INSTRUCTIONS TO FOLLOW:
Select, from the material below, each line with "icon" in it.
※
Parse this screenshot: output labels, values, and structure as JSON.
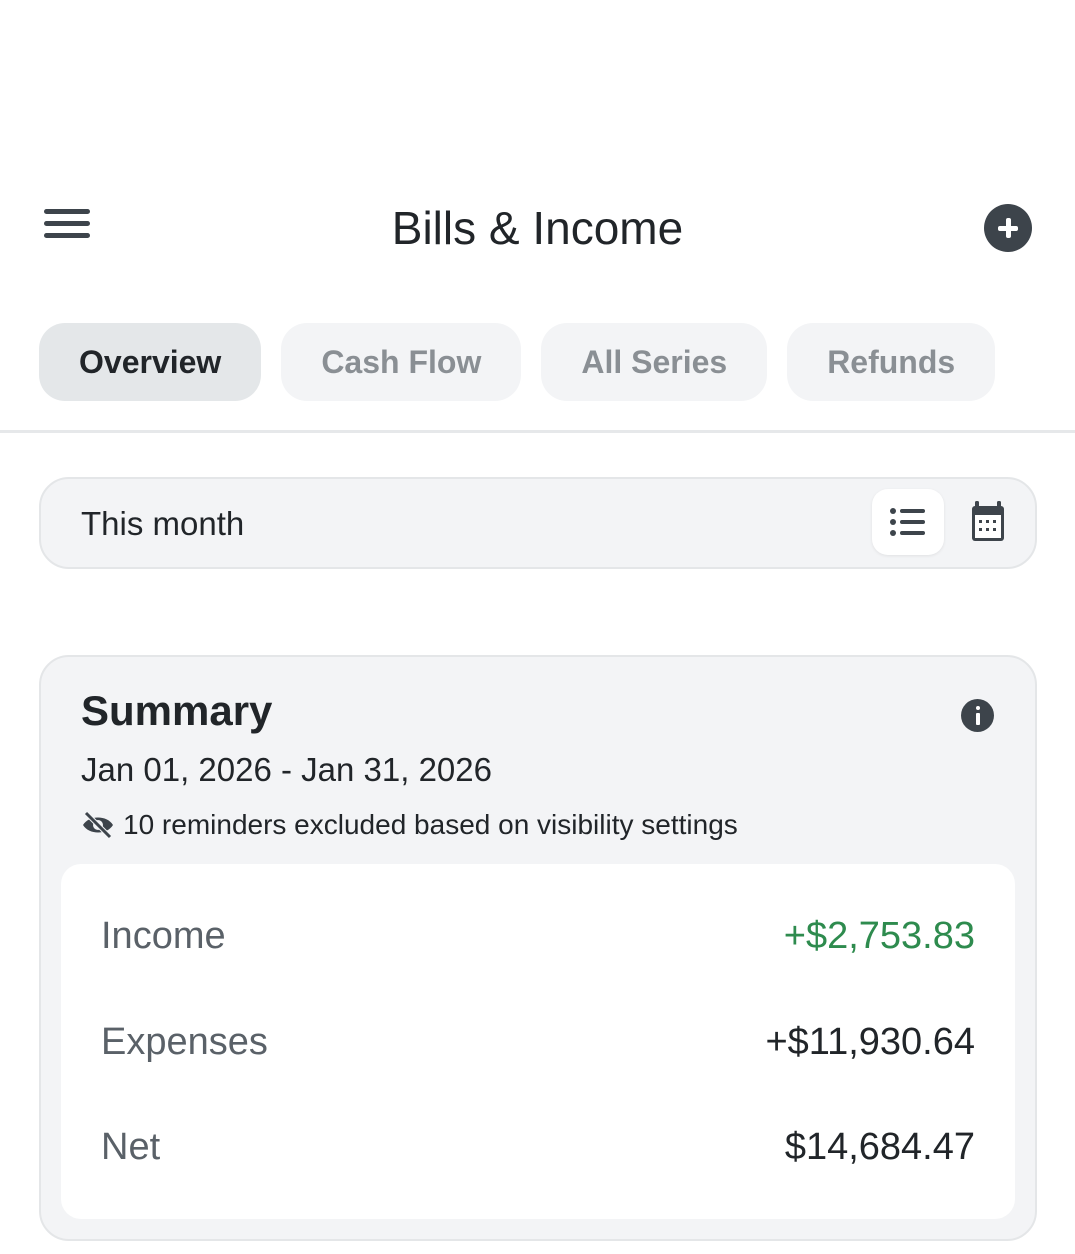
{
  "header": {
    "title": "Bills & Income",
    "menu_icon": "hamburger-icon",
    "add_icon": "plus-circle-icon"
  },
  "tabs": [
    {
      "label": "Overview",
      "active": true
    },
    {
      "label": "Cash Flow"
    },
    {
      "label": "All Series"
    },
    {
      "label": "Refunds"
    }
  ],
  "range": {
    "label": "This month",
    "list_icon": "list-icon",
    "calendar_icon": "calendar-icon"
  },
  "summary": {
    "title": "Summary",
    "date_range": "Jan 01, 2026 - Jan 31, 2026",
    "note": "10 reminders excluded based on visibility settings",
    "rows": [
      {
        "label": "Income",
        "value": "+$2,753.83"
      },
      {
        "label": "Expenses",
        "value": "+$11,930.64"
      },
      {
        "label": "Net",
        "value": "$14,684.47"
      }
    ]
  },
  "colors": {
    "positive": "#2e8b4e",
    "icon": "#3d444b"
  }
}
※
TASK OUTPUT:
    "menu_icon": "hamburger-icon",
    "add_icon": "plus-circle-icon"
    "list_icon": "list-icon",
    "calendar_icon": "calendar-icon"
    "icon": "#3d444b"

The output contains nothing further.